• _WHAT TO PRODUCE_
Can you reproduce the data beneath, keeping every line exact?

╭─ DATASET ROWS

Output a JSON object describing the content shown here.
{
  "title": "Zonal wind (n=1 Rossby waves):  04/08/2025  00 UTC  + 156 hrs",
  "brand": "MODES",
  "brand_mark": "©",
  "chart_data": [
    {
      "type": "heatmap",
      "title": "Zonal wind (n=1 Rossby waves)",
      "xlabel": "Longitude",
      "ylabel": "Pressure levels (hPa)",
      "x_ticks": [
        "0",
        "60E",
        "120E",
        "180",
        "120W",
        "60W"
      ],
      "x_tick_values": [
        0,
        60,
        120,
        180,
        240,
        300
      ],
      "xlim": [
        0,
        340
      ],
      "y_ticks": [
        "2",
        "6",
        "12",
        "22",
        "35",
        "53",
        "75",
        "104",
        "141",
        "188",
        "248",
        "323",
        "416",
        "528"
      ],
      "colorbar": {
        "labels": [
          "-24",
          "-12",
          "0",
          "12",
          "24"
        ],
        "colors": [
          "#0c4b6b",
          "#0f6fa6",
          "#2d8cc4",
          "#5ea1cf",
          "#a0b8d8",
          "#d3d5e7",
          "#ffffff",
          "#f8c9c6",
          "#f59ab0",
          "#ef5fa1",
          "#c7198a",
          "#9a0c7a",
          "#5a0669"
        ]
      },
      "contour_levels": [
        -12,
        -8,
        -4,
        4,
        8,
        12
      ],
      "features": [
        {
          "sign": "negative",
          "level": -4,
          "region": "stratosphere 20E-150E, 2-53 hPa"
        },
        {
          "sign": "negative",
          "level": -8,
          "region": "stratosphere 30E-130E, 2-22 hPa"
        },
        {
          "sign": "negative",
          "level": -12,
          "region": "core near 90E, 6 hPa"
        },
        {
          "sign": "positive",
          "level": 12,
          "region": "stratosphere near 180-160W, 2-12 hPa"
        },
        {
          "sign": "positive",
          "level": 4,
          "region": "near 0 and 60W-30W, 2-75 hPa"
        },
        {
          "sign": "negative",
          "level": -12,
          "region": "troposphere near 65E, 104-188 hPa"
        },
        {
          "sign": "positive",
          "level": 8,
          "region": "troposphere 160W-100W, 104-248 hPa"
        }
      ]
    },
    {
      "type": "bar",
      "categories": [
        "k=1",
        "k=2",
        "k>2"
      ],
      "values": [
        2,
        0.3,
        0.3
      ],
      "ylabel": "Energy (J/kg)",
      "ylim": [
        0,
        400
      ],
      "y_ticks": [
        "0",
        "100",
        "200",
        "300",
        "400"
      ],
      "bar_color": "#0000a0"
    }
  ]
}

╰─

• _COMPLETE ANSWER_
Output a JSON object describing the content shown here.
{
  "title": "Zonal wind (n=1 Rossby waves):  04/08/2025  00 UTC  + 156 hrs",
  "brand": "MODES",
  "brand_mark": "©",
  "chart_data": [
    {
      "type": "heatmap",
      "title": "Zonal wind (n=1 Rossby waves)",
      "xlabel": "Longitude",
      "ylabel": "Pressure levels (hPa)",
      "x_ticks": [
        "0",
        "60E",
        "120E",
        "180",
        "120W",
        "60W"
      ],
      "x_tick_values": [
        0,
        60,
        120,
        180,
        240,
        300
      ],
      "xlim": [
        0,
        340
      ],
      "y_ticks": [
        "2",
        "6",
        "12",
        "22",
        "35",
        "53",
        "75",
        "104",
        "141",
        "188",
        "248",
        "323",
        "416",
        "528"
      ],
      "colorbar": {
        "labels": [
          "-24",
          "-12",
          "0",
          "12",
          "24"
        ],
        "colors": [
          "#0c4b6b",
          "#0f6fa6",
          "#2d8cc4",
          "#5ea1cf",
          "#a0b8d8",
          "#d3d5e7",
          "#ffffff",
          "#f8c9c6",
          "#f59ab0",
          "#ef5fa1",
          "#c7198a",
          "#9a0c7a",
          "#5a0669"
        ]
      },
      "contour_levels": [
        -12,
        -8,
        -4,
        4,
        8,
        12
      ],
      "features": [
        {
          "sign": "negative",
          "level": -4,
          "region": "stratosphere 20E-150E, 2-53 hPa"
        },
        {
          "sign": "negative",
          "level": -8,
          "region": "stratosphere 30E-130E, 2-22 hPa"
        },
        {
          "sign": "negative",
          "level": -12,
          "region": "core near 90E, 6 hPa"
        },
        {
          "sign": "positive",
          "level": 12,
          "region": "stratosphere near 180-160W, 2-12 hPa"
        },
        {
          "sign": "positive",
          "level": 4,
          "region": "near 0 and 60W-30W, 2-75 hPa"
        },
        {
          "sign": "negative",
          "level": -12,
          "region": "troposphere near 65E, 104-188 hPa"
        },
        {
          "sign": "positive",
          "level": 8,
          "region": "troposphere 160W-100W, 104-248 hPa"
        }
      ]
    },
    {
      "type": "bar",
      "categories": [
        "k=1",
        "k=2",
        "k>2"
      ],
      "values": [
        2,
        0.3,
        0.3
      ],
      "ylabel": "Energy (J/kg)",
      "ylim": [
        0,
        400
      ],
      "y_ticks": [
        "0",
        "100",
        "200",
        "300",
        "400"
      ],
      "bar_color": "#0000a0"
    }
  ]
}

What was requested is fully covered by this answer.